— OBJECTIVE —
Omit the pictures, then reproduce every remaining record exactly.

— START OF DATASET —

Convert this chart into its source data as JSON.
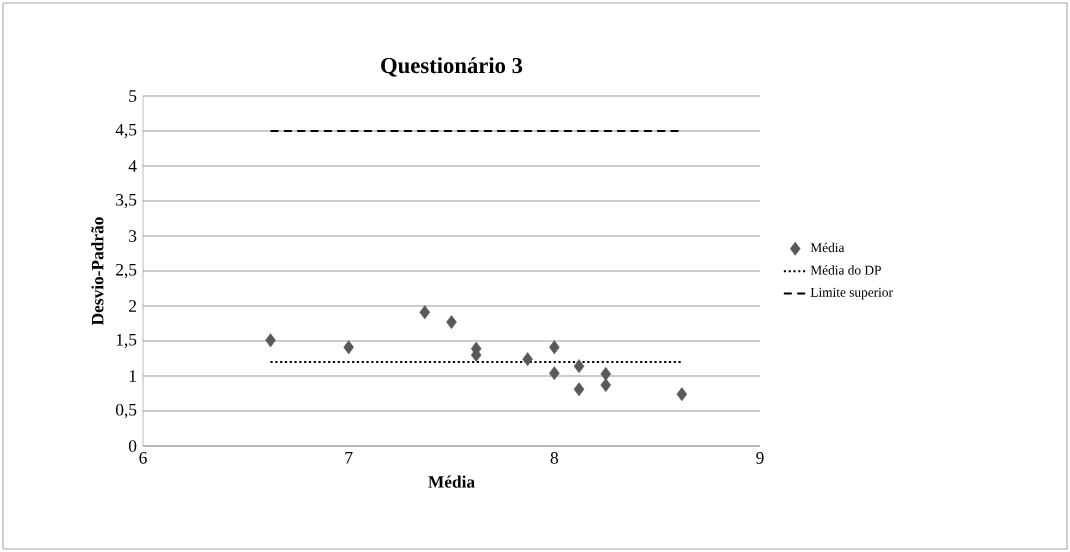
{
  "chart_data": {
    "type": "scatter",
    "title": "Questionário 3",
    "xlabel": "Média",
    "ylabel": "Desvio-Padrão",
    "xlim": [
      6,
      9
    ],
    "xticks": [
      6,
      7,
      8,
      9
    ],
    "ylim": [
      0,
      5
    ],
    "yticks": [
      {
        "value": 0,
        "label": "0"
      },
      {
        "value": 0.5,
        "label": "0,5"
      },
      {
        "value": 1,
        "label": "1"
      },
      {
        "value": 1.5,
        "label": "1,5"
      },
      {
        "value": 2,
        "label": "2"
      },
      {
        "value": 2.5,
        "label": "2,5"
      },
      {
        "value": 3,
        "label": "3"
      },
      {
        "value": 3.5,
        "label": "3,5"
      },
      {
        "value": 4,
        "label": "4"
      },
      {
        "value": 4.5,
        "label": "4,5"
      },
      {
        "value": 5,
        "label": "5"
      }
    ],
    "grid": "y",
    "legend": "right",
    "series": [
      {
        "name": "Média",
        "type": "scatter",
        "marker": "diamond",
        "color": "#595959",
        "x": [
          6.62,
          7,
          7.37,
          7.5,
          7.62,
          7.62,
          7.87,
          8,
          8,
          8.12,
          8.12,
          8.25,
          8.25,
          8.62
        ],
        "values": [
          1.51,
          1.41,
          1.91,
          1.77,
          1.39,
          1.3,
          1.24,
          1.41,
          1.04,
          1.14,
          0.81,
          1.03,
          0.87,
          0.74
        ]
      },
      {
        "name": "Média do DP",
        "type": "line",
        "line_style": "dotted",
        "color": "#000000",
        "x": [
          6.62,
          8.62
        ],
        "values": [
          1.2,
          1.2
        ]
      },
      {
        "name": "Limite superior",
        "type": "line",
        "line_style": "dashed",
        "color": "#000000",
        "x": [
          6.62,
          8.62
        ],
        "values": [
          4.5,
          4.5
        ]
      }
    ]
  }
}
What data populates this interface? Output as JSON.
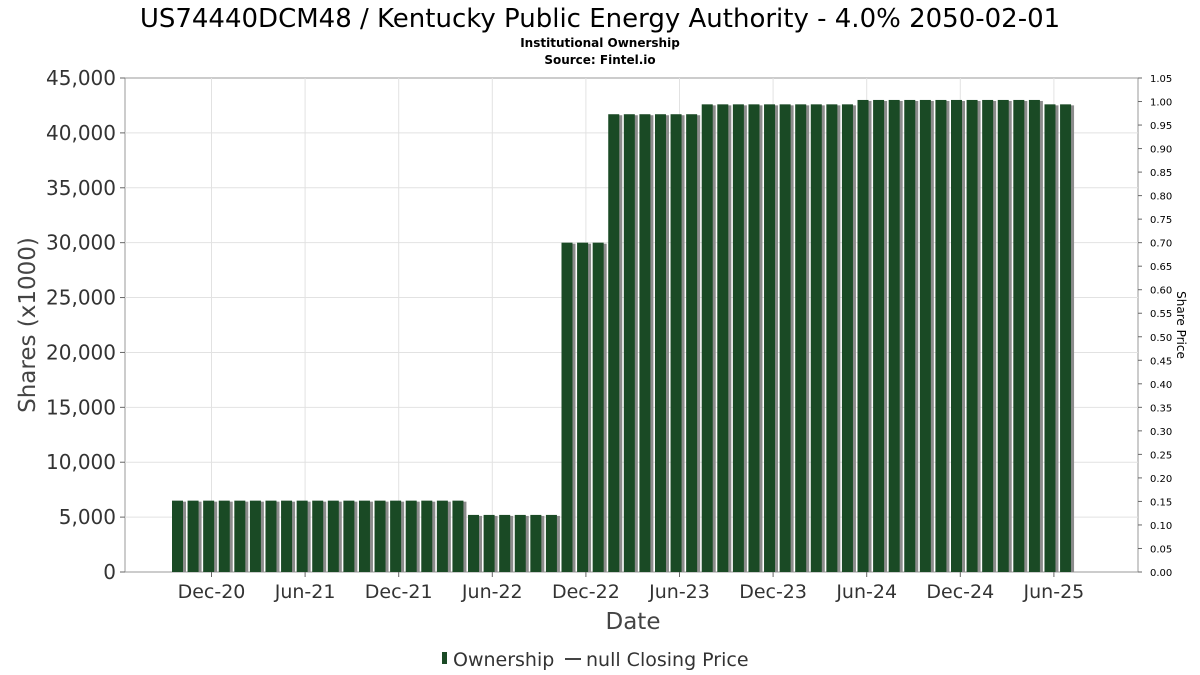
{
  "chart_data": {
    "type": "bar",
    "title": "US74440DCM48 / Kentucky Public Energy Authority - 4.0% 2050-02-01",
    "subtitle_line1": "Institutional Ownership",
    "subtitle_line2": "Source: Fintel.io",
    "xlabel": "Date",
    "ylabel": "Shares (x1000)",
    "ylabel_right": "Share Price",
    "ylim": [
      0,
      45000
    ],
    "ylim_right": [
      0,
      1.05
    ],
    "y_ticks": [
      "0",
      "5,000",
      "10,000",
      "15,000",
      "20,000",
      "25,000",
      "30,000",
      "35,000",
      "40,000",
      "45,000"
    ],
    "y_right_ticks": [
      "0.00",
      "0.05",
      "0.10",
      "0.15",
      "0.20",
      "0.25",
      "0.30",
      "0.35",
      "0.40",
      "0.45",
      "0.50",
      "0.55",
      "0.60",
      "0.65",
      "0.70",
      "0.75",
      "0.80",
      "0.85",
      "0.90",
      "0.95",
      "1.00",
      "1.05"
    ],
    "x_ticks": [
      "Dec-20",
      "Jun-21",
      "Dec-21",
      "Jun-22",
      "Dec-22",
      "Jun-23",
      "Dec-23",
      "Jun-24",
      "Dec-24",
      "Jun-25"
    ],
    "grid": true,
    "legend_position": "bottom",
    "series": [
      {
        "name": "Ownership",
        "color": "#1a4a25",
        "values": [
          6500,
          6500,
          6500,
          6500,
          6500,
          6500,
          6500,
          6500,
          6500,
          6500,
          6500,
          6500,
          6500,
          6500,
          6500,
          6500,
          6500,
          6500,
          6500,
          5200,
          5200,
          5200,
          5200,
          5200,
          5200,
          30000,
          30000,
          30000,
          41700,
          41700,
          41700,
          41700,
          41700,
          41700,
          42600,
          42600,
          42600,
          42600,
          42600,
          42600,
          42600,
          42600,
          42600,
          42600,
          43000,
          43000,
          43000,
          43000,
          43000,
          43000,
          43000,
          43000,
          43000,
          43000,
          43000,
          43000,
          42600,
          42600
        ]
      },
      {
        "name": "null Closing Price",
        "color": "#444444",
        "values": []
      }
    ]
  }
}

— END OF DATASET —

— RESULT OF THIS TASK —
Convert this chart into its source data as JSON.
{
  "chart_data": {
    "type": "scatter",
    "title": "Questionário 3",
    "xlabel": "Média",
    "ylabel": "Desvio-Padrão",
    "xlim": [
      6,
      9
    ],
    "xticks": [
      6,
      7,
      8,
      9
    ],
    "ylim": [
      0,
      5
    ],
    "yticks": [
      {
        "value": 0,
        "label": "0"
      },
      {
        "value": 0.5,
        "label": "0,5"
      },
      {
        "value": 1,
        "label": "1"
      },
      {
        "value": 1.5,
        "label": "1,5"
      },
      {
        "value": 2,
        "label": "2"
      },
      {
        "value": 2.5,
        "label": "2,5"
      },
      {
        "value": 3,
        "label": "3"
      },
      {
        "value": 3.5,
        "label": "3,5"
      },
      {
        "value": 4,
        "label": "4"
      },
      {
        "value": 4.5,
        "label": "4,5"
      },
      {
        "value": 5,
        "label": "5"
      }
    ],
    "grid": "y",
    "legend": "right",
    "series": [
      {
        "name": "Média",
        "type": "scatter",
        "marker": "diamond",
        "color": "#595959",
        "x": [
          6.62,
          7,
          7.37,
          7.5,
          7.62,
          7.62,
          7.87,
          8,
          8,
          8.12,
          8.12,
          8.25,
          8.25,
          8.62
        ],
        "values": [
          1.51,
          1.41,
          1.91,
          1.77,
          1.39,
          1.3,
          1.24,
          1.41,
          1.04,
          1.14,
          0.81,
          1.03,
          0.87,
          0.74
        ]
      },
      {
        "name": "Média do DP",
        "type": "line",
        "line_style": "dotted",
        "color": "#000000",
        "x": [
          6.62,
          8.62
        ],
        "values": [
          1.2,
          1.2
        ]
      },
      {
        "name": "Limite superior",
        "type": "line",
        "line_style": "dashed",
        "color": "#000000",
        "x": [
          6.62,
          8.62
        ],
        "values": [
          4.5,
          4.5
        ]
      }
    ]
  }
}
What data populates this interface? Output as JSON.
{
  "chart_data": {
    "type": "bar",
    "title": "US74440DCM48 / Kentucky Public Energy Authority - 4.0% 2050-02-01",
    "subtitle_line1": "Institutional Ownership",
    "subtitle_line2": "Source: Fintel.io",
    "xlabel": "Date",
    "ylabel": "Shares (x1000)",
    "ylabel_right": "Share Price",
    "ylim": [
      0,
      45000
    ],
    "ylim_right": [
      0,
      1.05
    ],
    "y_ticks": [
      "0",
      "5,000",
      "10,000",
      "15,000",
      "20,000",
      "25,000",
      "30,000",
      "35,000",
      "40,000",
      "45,000"
    ],
    "y_right_ticks": [
      "0.00",
      "0.05",
      "0.10",
      "0.15",
      "0.20",
      "0.25",
      "0.30",
      "0.35",
      "0.40",
      "0.45",
      "0.50",
      "0.55",
      "0.60",
      "0.65",
      "0.70",
      "0.75",
      "0.80",
      "0.85",
      "0.90",
      "0.95",
      "1.00",
      "1.05"
    ],
    "x_ticks": [
      "Dec-20",
      "Jun-21",
      "Dec-21",
      "Jun-22",
      "Dec-22",
      "Jun-23",
      "Dec-23",
      "Jun-24",
      "Dec-24",
      "Jun-25"
    ],
    "grid": true,
    "legend_position": "bottom",
    "series": [
      {
        "name": "Ownership",
        "color": "#1a4a25",
        "values": [
          6500,
          6500,
          6500,
          6500,
          6500,
          6500,
          6500,
          6500,
          6500,
          6500,
          6500,
          6500,
          6500,
          6500,
          6500,
          6500,
          6500,
          6500,
          6500,
          5200,
          5200,
          5200,
          5200,
          5200,
          5200,
          30000,
          30000,
          30000,
          41700,
          41700,
          41700,
          41700,
          41700,
          41700,
          42600,
          42600,
          42600,
          42600,
          42600,
          42600,
          42600,
          42600,
          42600,
          42600,
          43000,
          43000,
          43000,
          43000,
          43000,
          43000,
          43000,
          43000,
          43000,
          43000,
          43000,
          43000,
          42600,
          42600
        ]
      },
      {
        "name": "null Closing Price",
        "color": "#444444",
        "values": []
      }
    ]
  }
}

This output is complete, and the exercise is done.